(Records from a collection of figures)
--- BEGIN ---

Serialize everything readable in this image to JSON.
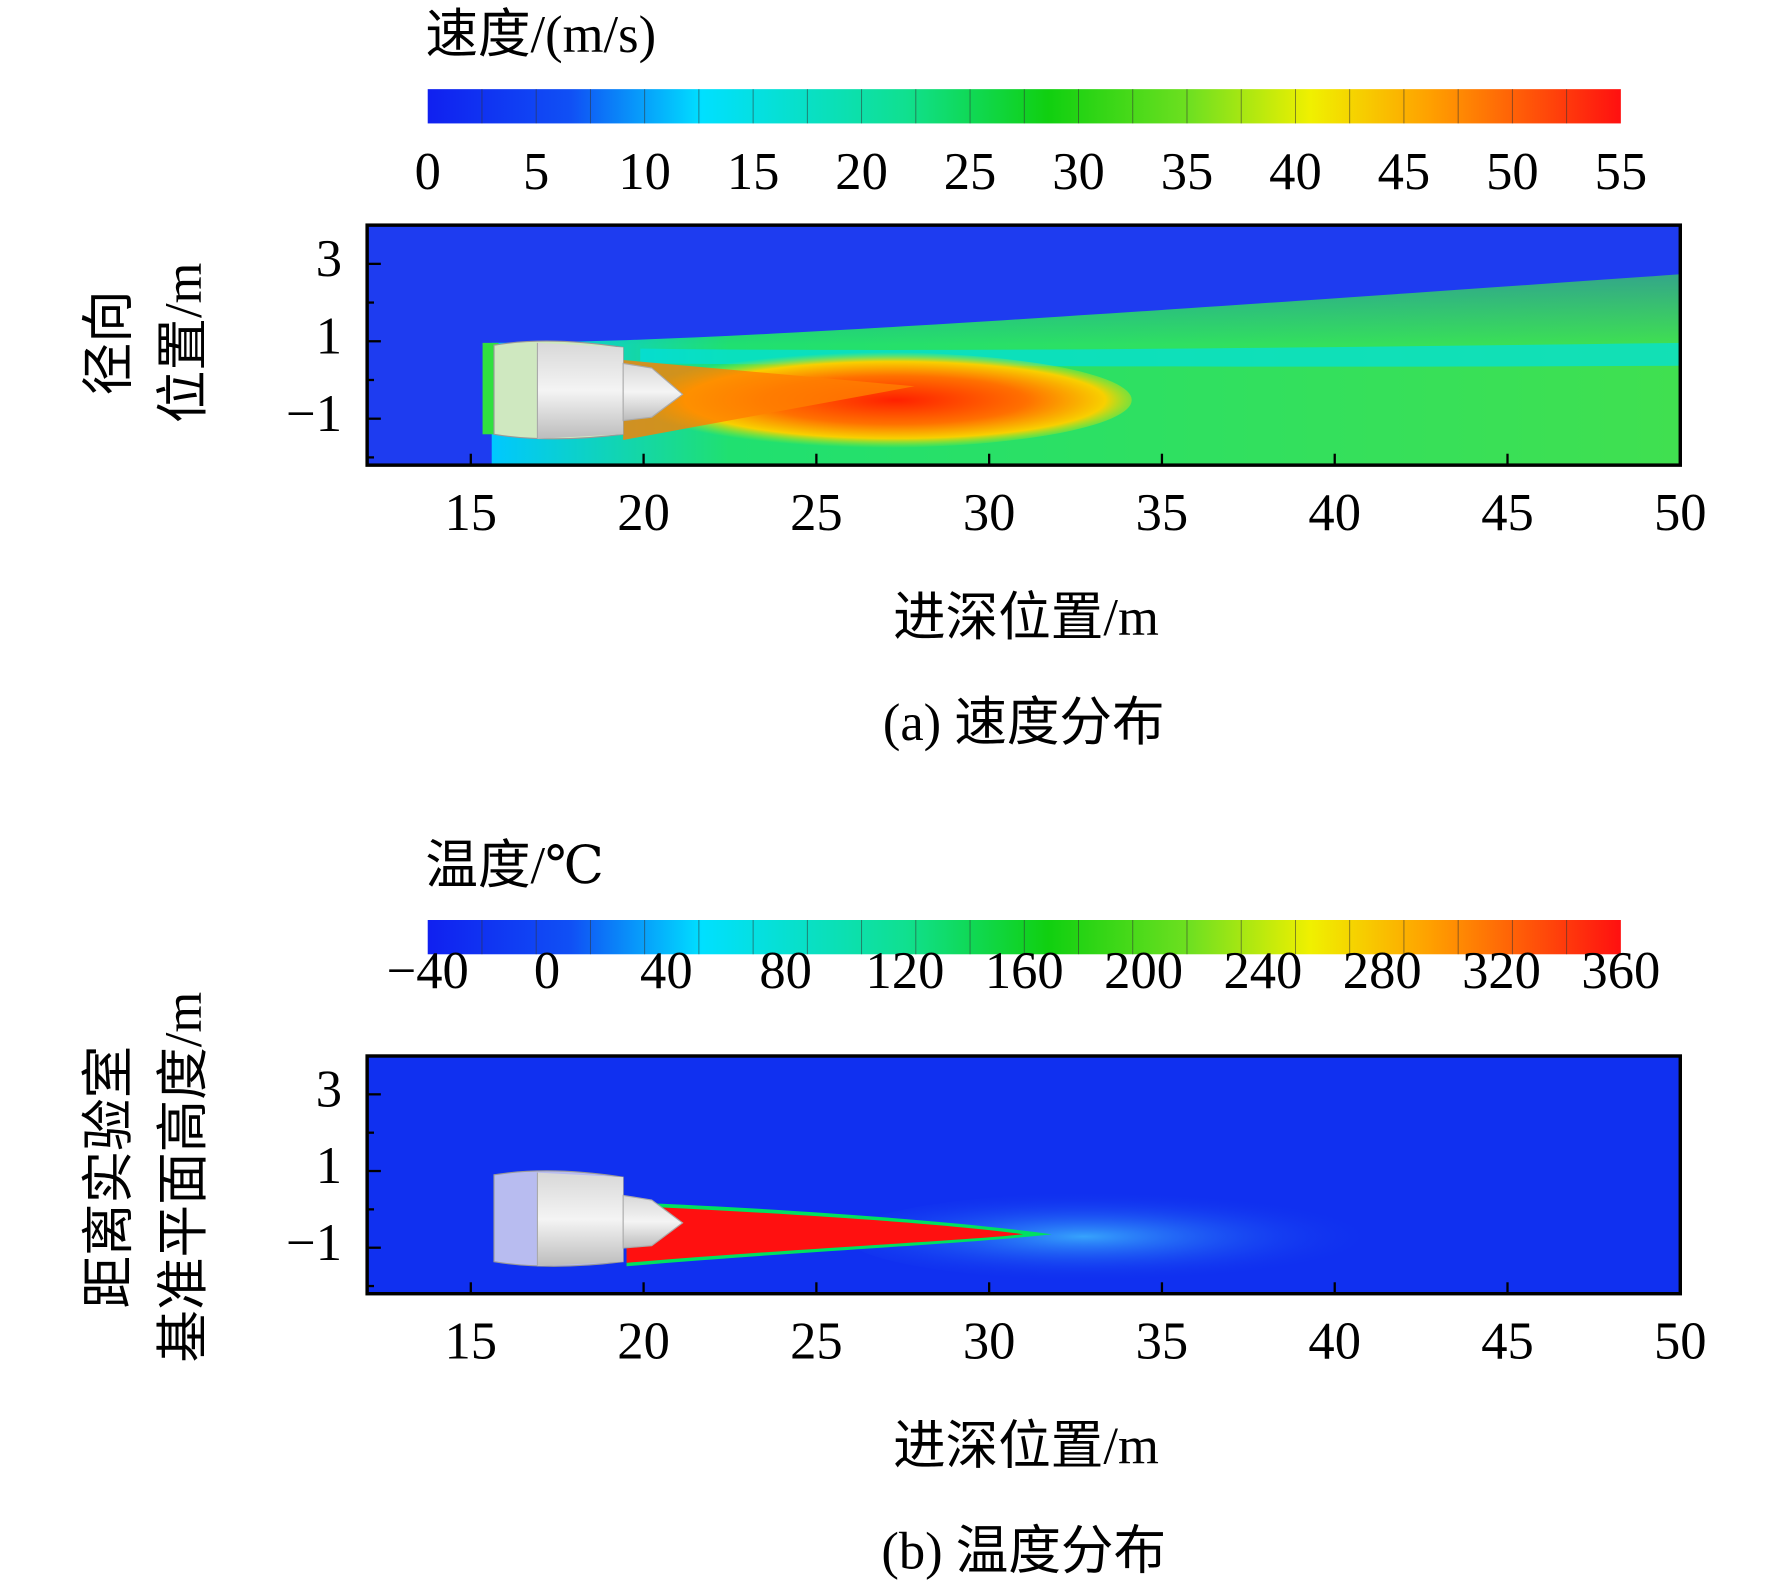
{
  "chart_data": [
    {
      "type": "contour",
      "colorbar_label": "速度/(m/s)",
      "colorbar_lim": [
        0,
        55
      ],
      "colorbar_ticks": [
        0,
        5,
        10,
        15,
        20,
        25,
        30,
        35,
        40,
        45,
        50,
        55
      ],
      "xlim": [
        12,
        50
      ],
      "xticks": [
        15,
        20,
        25,
        30,
        35,
        40,
        45,
        50
      ],
      "ylim": [
        -2.2,
        4
      ],
      "yticks": [
        3,
        1,
        {
          "value": -1,
          "label": "−1"
        }
      ],
      "yminorticks": [
        2,
        0,
        -2
      ],
      "xlabel": "进深位置/m",
      "ylabel": [
        "径向",
        "位置/m"
      ],
      "caption": "(a) 速度分布"
    },
    {
      "type": "contour",
      "colorbar_label": "温度/℃",
      "colorbar_lim": [
        -40,
        360
      ],
      "colorbar_ticks": [
        {
          "value": -40,
          "label": "−40"
        },
        0,
        40,
        80,
        120,
        160,
        200,
        240,
        280,
        320,
        360
      ],
      "xlim": [
        12,
        50
      ],
      "xticks": [
        15,
        20,
        25,
        30,
        35,
        40,
        45,
        50
      ],
      "ylim": [
        -2.2,
        4
      ],
      "yticks": [
        3,
        1,
        {
          "value": -1,
          "label": "−1"
        }
      ],
      "yminorticks": [
        2,
        0,
        -2
      ],
      "xlabel": "进深位置/m",
      "ylabel": [
        "距离实验室",
        "基准平面高度/m"
      ],
      "caption": "(b) 温度分布"
    }
  ]
}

--- END ---

_PROBLEM REQUIREMENTS_.
Give the data again exactly as written, with all pictures left out.

_EXERCISE ANSWER_.
Serialize everything readable in this image to JSON.
{
  "chart_data": [
    {
      "type": "contour",
      "colorbar_label": "速度/(m/s)",
      "colorbar_lim": [
        0,
        55
      ],
      "colorbar_ticks": [
        0,
        5,
        10,
        15,
        20,
        25,
        30,
        35,
        40,
        45,
        50,
        55
      ],
      "xlim": [
        12,
        50
      ],
      "xticks": [
        15,
        20,
        25,
        30,
        35,
        40,
        45,
        50
      ],
      "ylim": [
        -2.2,
        4
      ],
      "yticks": [
        3,
        1,
        {
          "value": -1,
          "label": "−1"
        }
      ],
      "yminorticks": [
        2,
        0,
        -2
      ],
      "xlabel": "进深位置/m",
      "ylabel": [
        "径向",
        "位置/m"
      ],
      "caption": "(a) 速度分布"
    },
    {
      "type": "contour",
      "colorbar_label": "温度/℃",
      "colorbar_lim": [
        -40,
        360
      ],
      "colorbar_ticks": [
        {
          "value": -40,
          "label": "−40"
        },
        0,
        40,
        80,
        120,
        160,
        200,
        240,
        280,
        320,
        360
      ],
      "xlim": [
        12,
        50
      ],
      "xticks": [
        15,
        20,
        25,
        30,
        35,
        40,
        45,
        50
      ],
      "ylim": [
        -2.2,
        4
      ],
      "yticks": [
        3,
        1,
        {
          "value": -1,
          "label": "−1"
        }
      ],
      "yminorticks": [
        2,
        0,
        -2
      ],
      "xlabel": "进深位置/m",
      "ylabel": [
        "距离实验室",
        "基准平面高度/m"
      ],
      "caption": "(b) 温度分布"
    }
  ]
}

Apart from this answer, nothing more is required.